── Brano citato ──

Il dibattito sul ruolo degli arbitri e sull’utilizzo del VAR nel calcio italiano è sempre più acceso. A parlarne ai microfoni di Radio Kiss Kiss Napoli è stato Paolo Tagliavento, ex arbitro di Serie A, che ha condiviso la sua esperienza e il suo punto di vista su come la tecnologia stia influenzando il lavoro dei direttori di gara.
Il VAR: una risorsa da usare con criterio
Paolo Tagliavento ha spiegato che il VAR, se usato correttamente, rappresenta una grande opportunità per gli arbitri. “Avere questa tipologia di strumento ti fa abbattere la percentuale degli errori in maniera estremamente significativa”, ha dichiarato. Tuttavia, secondo Tagliavento, negli ultimi anni si è iniziato a utilizzare il VAR anche per episodi che non sono chiari ed evidenti errori, andando oltre la sua funzione originaria. “Il VAR era nato per evitare i chiari ed evidenti errori. Poi piano piano questa linea si è iniziata ad abbassare, lo si è iniziato ad utilizzare sempre di più per cose magari non incredibilmente chiare”, ha aggiunto. Questo cambiamento rischia di creare confusione e di portare a decisioni non sempre comprensibili per chi segue il calcio. Tagliavento ha sottolineato che il VAR dovrebbe intervenire solo quando l’errore dell’arbitro è evidente, lasciando al direttore di gara la responsabilità delle decisioni nelle situazioni meno chiare.
Il coraggio degli arbitri e il ruolo del VAR
Durante la trasmissione Radio Goal con Valter De Maggio, è stato affrontato anche il tema del coraggio degli arbitri nel prendere decisioni in campo. Tagliavento si è detto d’accordo con la posizione di Nicola Rizzoli, ex designatore arbitrale, secondo cui l’arbitro deve decidere senza affidarsi troppo al VAR. L’ex arbitro ha ricordato come, nei primi anni di utilizzo, il VAR fosse visto come una rete di sicurezza solo per gli errori più gravi, mentre oggi sembra essere diventato uno strumento a cui si ricorre troppo spesso. Questo, secondo Tagliavento, può portare a una minore concentrazione da parte degli arbitri, che si sentono protetti dalla possibilità di essere corretti dal VAR. “Probabilmente l’arbitro ha iniziato a entrare in una situazione psicologica dove dice tanto se sbaglio… mi chiamano”, ha spiegato, sottolineando la necessità di recuperare la centralità della decisione presa sul campo.

───
── Dati in ingresso ──

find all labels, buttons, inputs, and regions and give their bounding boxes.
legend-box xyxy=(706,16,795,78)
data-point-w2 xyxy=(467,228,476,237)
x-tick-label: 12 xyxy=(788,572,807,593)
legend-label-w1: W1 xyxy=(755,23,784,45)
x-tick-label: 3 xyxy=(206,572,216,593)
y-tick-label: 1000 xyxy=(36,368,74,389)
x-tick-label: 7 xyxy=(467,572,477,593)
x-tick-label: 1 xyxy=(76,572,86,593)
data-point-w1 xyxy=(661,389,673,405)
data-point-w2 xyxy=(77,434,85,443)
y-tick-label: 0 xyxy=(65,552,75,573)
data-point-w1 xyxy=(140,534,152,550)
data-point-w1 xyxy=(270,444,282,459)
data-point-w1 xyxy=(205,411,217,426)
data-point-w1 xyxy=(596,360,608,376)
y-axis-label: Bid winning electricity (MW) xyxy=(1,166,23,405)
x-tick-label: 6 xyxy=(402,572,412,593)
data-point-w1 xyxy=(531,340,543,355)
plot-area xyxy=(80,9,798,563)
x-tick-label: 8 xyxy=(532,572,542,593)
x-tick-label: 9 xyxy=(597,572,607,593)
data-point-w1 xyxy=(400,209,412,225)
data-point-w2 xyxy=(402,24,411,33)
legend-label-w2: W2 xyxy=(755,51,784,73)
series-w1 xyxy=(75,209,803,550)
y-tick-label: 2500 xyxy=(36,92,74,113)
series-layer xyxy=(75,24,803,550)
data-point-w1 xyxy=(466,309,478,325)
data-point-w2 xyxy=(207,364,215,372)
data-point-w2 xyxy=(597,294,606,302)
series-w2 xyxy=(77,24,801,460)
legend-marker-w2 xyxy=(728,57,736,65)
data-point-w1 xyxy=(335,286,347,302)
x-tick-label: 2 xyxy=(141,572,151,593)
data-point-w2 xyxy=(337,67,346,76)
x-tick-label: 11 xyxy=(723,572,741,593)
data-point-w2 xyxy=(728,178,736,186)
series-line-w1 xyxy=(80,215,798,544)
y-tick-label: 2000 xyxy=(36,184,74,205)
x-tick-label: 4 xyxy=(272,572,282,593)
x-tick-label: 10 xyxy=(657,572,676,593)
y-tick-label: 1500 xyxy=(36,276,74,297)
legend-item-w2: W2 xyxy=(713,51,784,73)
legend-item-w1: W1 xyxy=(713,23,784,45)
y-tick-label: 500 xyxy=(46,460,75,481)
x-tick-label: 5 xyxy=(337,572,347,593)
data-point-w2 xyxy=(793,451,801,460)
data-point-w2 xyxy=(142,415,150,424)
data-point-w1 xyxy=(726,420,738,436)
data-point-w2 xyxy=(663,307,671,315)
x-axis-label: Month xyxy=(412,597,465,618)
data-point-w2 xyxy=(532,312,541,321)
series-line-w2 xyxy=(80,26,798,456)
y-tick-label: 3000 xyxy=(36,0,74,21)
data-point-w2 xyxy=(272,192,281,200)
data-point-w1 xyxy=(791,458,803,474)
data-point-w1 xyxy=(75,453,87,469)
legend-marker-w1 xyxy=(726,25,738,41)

───

Elenco dei compiti -
**a)** Nel brano sul VAR, quali errori doveva evitare lo strumento quando era nato, secondo Tagliavento?
**b)** Prosegui il brano sul VAR a partire dall'ultima frase riportata.

Risposte ai compiti -
**a)** Il VAR era nato per evitare i chiari ed evidenti errori.

**b)**
Confusione e perdita della “verità del campo”
Tagliavento ha affrontato anche alcuni episodi recenti che hanno generato polemiche, come quelli avvenuti durante le partite Genoa-Napoli e Napoli-Verona. In questi casi, il VAR è intervenuto su decisioni che non erano chiaramente sbagliate, alimentando la confusione tra tifosi e addetti ai lavori. L’ex arbitro ha ribadito che alcune situazioni possono essere comprese solo da chi è in campo, perché “dal campo si leggono situazioni che mai una televisione o una moviola riesce a farti vedere”. Secondo Tagliavento, è importante ripristinare la “verità del campo”, intervenendo solo quando l’errore è evidente a tutti. Altrimenti, si rischia di perdere non solo la parte romantica del calcio, ma anche la chiarezza nelle decisioni, con arbitri e varisti che abbassano troppo l’asticella dell’intervento, generando ulteriore confusione.